------ Extracted material
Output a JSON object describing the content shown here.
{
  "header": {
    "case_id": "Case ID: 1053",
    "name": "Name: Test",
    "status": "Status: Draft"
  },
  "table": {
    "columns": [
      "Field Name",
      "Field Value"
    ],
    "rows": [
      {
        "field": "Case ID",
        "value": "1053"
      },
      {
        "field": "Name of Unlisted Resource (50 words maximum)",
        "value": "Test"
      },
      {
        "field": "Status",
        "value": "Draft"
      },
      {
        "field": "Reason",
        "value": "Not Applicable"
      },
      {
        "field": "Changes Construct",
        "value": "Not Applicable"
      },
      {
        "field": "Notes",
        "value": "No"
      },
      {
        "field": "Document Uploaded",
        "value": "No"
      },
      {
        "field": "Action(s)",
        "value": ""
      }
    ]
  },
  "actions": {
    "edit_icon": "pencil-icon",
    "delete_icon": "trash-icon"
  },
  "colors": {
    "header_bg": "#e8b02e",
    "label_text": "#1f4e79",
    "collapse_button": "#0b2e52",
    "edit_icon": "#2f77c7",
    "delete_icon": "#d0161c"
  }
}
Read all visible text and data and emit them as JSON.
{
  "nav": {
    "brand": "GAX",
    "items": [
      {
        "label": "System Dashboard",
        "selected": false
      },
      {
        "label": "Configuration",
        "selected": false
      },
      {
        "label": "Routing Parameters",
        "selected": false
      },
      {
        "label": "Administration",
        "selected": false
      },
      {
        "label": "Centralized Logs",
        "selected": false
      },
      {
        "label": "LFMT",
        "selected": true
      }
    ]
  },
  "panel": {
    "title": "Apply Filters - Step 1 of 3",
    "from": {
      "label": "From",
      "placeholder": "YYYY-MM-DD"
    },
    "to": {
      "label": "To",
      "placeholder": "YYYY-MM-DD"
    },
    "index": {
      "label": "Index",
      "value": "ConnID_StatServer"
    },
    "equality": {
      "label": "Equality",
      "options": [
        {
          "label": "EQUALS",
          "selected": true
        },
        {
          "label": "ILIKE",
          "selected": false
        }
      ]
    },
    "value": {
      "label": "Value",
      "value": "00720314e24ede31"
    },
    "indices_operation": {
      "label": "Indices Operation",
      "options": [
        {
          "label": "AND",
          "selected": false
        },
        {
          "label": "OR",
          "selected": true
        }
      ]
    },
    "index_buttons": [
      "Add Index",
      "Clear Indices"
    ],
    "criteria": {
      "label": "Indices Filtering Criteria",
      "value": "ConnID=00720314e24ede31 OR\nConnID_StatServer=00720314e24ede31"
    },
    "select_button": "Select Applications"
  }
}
------------
Job:
Make an exact copy of the material above.

Solution to this exercise:
Output a JSON object describing the content shown here.
{
  "header": {
    "case_id": "Case ID: 1053",
    "name": "Name: Test",
    "status": "Status: Draft"
  },
  "table": {
    "columns": [
      "Field Name",
      "Field Value"
    ],
    "rows": [
      {
        "field": "Case ID",
        "value": "1053"
      },
      {
        "field": "Name of Unlisted Resource (50 words maximum)",
        "value": "Test"
      },
      {
        "field": "Status",
        "value": "Draft"
      },
      {
        "field": "Reason",
        "value": "Not Applicable"
      },
      {
        "field": "Changes Construct",
        "value": "Not Applicable"
      },
      {
        "field": "Notes",
        "value": "No"
      },
      {
        "field": "Document Uploaded",
        "value": "No"
      },
      {
        "field": "Action(s)",
        "value": ""
      }
    ]
  },
  "actions": {
    "edit_icon": "pencil-icon",
    "delete_icon": "trash-icon"
  },
  "colors": {
    "header_bg": "#e8b02e",
    "label_text": "#1f4e79",
    "collapse_button": "#0b2e52",
    "edit_icon": "#2f77c7",
    "delete_icon": "#d0161c"
  }
}
Read all visible text and data and emit them as JSON.
{
  "nav": {
    "brand": "GAX",
    "items": [
      {
        "label": "System Dashboard",
        "selected": false
      },
      {
        "label": "Configuration",
        "selected": false
      },
      {
        "label": "Routing Parameters",
        "selected": false
      },
      {
        "label": "Administration",
        "selected": false
      },
      {
        "label": "Centralized Logs",
        "selected": false
      },
      {
        "label": "LFMT",
        "selected": true
      }
    ]
  },
  "panel": {
    "title": "Apply Filters - Step 1 of 3",
    "from": {
      "label": "From",
      "placeholder": "YYYY-MM-DD"
    },
    "to": {
      "label": "To",
      "placeholder": "YYYY-MM-DD"
    },
    "index": {
      "label": "Index",
      "value": "ConnID_StatServer"
    },
    "equality": {
      "label": "Equality",
      "options": [
        {
          "label": "EQUALS",
          "selected": true
        },
        {
          "label": "ILIKE",
          "selected": false
        }
      ]
    },
    "value": {
      "label": "Value",
      "value": "00720314e24ede31"
    },
    "indices_operation": {
      "label": "Indices Operation",
      "options": [
        {
          "label": "AND",
          "selected": false
        },
        {
          "label": "OR",
          "selected": true
        }
      ]
    },
    "index_buttons": [
      "Add Index",
      "Clear Indices"
    ],
    "criteria": {
      "label": "Indices Filtering Criteria",
      "value": "ConnID=00720314e24ede31 OR\nConnID_StatServer=00720314e24ede31"
    },
    "select_button": "Select Applications"
  }
}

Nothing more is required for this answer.